§ Data section
==*==

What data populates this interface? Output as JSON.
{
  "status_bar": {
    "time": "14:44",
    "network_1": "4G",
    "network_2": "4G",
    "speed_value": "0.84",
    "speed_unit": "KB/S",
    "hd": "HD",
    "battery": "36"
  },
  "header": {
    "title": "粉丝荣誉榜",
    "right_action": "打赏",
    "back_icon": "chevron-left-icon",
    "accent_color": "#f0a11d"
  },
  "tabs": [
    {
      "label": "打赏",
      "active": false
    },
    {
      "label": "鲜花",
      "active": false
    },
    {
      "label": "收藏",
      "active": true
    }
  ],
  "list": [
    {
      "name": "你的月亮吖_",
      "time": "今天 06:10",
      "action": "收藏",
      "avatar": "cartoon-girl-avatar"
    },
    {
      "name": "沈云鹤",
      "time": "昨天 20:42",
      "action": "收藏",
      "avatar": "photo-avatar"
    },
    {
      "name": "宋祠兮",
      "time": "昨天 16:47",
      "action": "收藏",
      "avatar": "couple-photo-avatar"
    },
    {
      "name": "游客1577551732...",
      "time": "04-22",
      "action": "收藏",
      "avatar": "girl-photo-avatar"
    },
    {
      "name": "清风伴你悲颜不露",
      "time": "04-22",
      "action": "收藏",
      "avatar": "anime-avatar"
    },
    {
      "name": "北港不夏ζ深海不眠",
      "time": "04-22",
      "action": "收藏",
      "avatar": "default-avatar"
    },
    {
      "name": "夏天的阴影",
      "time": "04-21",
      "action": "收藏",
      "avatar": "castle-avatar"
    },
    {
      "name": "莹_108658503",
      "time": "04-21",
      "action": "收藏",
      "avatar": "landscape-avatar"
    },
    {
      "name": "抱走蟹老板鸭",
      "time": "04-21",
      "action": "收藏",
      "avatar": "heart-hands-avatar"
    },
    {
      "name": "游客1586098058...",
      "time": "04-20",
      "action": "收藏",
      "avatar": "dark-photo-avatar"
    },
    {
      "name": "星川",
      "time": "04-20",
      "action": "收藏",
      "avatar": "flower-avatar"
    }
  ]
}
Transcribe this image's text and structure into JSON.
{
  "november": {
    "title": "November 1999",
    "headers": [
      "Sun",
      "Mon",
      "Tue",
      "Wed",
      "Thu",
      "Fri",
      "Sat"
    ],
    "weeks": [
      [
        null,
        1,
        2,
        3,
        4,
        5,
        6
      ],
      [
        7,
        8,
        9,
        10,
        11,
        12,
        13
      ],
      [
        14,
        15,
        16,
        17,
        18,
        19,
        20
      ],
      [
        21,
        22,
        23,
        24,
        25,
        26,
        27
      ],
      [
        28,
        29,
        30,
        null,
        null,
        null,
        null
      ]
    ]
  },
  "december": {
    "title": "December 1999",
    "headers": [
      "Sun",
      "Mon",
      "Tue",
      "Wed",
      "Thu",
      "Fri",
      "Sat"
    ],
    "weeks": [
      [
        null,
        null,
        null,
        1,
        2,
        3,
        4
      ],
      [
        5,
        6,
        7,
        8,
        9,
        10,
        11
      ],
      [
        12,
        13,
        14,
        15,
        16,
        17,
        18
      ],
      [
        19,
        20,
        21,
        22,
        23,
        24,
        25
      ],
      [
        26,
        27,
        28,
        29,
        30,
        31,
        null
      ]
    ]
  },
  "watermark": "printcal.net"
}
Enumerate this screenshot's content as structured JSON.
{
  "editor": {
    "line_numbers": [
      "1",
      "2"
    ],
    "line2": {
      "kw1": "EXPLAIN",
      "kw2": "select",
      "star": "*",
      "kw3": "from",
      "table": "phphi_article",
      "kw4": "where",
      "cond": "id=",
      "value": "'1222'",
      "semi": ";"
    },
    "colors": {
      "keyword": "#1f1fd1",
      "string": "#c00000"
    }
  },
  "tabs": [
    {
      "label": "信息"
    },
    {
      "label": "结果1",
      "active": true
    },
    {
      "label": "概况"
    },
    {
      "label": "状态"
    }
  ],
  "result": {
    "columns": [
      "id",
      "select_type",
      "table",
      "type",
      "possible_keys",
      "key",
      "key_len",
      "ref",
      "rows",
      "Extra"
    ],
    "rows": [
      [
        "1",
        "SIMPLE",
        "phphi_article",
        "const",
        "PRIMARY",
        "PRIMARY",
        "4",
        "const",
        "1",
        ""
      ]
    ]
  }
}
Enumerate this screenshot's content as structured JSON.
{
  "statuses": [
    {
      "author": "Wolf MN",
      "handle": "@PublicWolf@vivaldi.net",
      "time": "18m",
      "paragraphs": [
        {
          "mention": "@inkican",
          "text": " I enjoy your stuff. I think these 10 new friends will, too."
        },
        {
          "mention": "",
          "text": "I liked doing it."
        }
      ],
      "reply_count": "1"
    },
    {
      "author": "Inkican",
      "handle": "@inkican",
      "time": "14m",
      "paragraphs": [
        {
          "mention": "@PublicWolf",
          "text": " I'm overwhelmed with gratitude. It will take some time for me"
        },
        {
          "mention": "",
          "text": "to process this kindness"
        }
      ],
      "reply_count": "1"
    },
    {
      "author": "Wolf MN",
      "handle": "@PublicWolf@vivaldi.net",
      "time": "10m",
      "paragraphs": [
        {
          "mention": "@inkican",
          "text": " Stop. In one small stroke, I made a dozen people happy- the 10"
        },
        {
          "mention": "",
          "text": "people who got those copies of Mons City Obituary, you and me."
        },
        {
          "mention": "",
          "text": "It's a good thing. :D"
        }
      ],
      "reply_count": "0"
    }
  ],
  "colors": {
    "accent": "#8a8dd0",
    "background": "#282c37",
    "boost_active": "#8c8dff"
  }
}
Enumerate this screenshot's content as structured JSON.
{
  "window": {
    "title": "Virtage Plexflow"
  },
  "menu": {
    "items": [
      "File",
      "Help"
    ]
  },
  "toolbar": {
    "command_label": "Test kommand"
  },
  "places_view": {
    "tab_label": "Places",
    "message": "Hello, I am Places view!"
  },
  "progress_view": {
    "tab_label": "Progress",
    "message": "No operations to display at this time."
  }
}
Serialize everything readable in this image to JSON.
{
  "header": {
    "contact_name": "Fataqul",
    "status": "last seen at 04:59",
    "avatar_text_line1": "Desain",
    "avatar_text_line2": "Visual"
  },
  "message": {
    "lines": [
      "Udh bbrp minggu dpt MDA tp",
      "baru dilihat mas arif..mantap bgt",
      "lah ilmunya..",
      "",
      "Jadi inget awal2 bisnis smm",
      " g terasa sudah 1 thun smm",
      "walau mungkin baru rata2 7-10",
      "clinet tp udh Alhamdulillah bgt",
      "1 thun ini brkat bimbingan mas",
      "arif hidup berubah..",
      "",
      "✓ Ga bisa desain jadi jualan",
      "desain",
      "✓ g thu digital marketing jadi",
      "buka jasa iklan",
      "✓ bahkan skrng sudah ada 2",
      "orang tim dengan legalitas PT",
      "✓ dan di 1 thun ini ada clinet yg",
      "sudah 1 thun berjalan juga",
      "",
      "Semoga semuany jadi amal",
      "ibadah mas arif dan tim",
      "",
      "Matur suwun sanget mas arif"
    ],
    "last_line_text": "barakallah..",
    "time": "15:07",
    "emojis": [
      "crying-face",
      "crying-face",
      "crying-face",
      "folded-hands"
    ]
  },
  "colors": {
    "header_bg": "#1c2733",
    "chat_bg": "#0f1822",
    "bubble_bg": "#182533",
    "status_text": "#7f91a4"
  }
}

==*==

Where a line of the entries contains the word "photo", copy that line.

      "avatar": "photo-avatar"
      "avatar": "couple-photo-avatar"
      "avatar": "girl-photo-avatar"
      "avatar": "dark-photo-avatar"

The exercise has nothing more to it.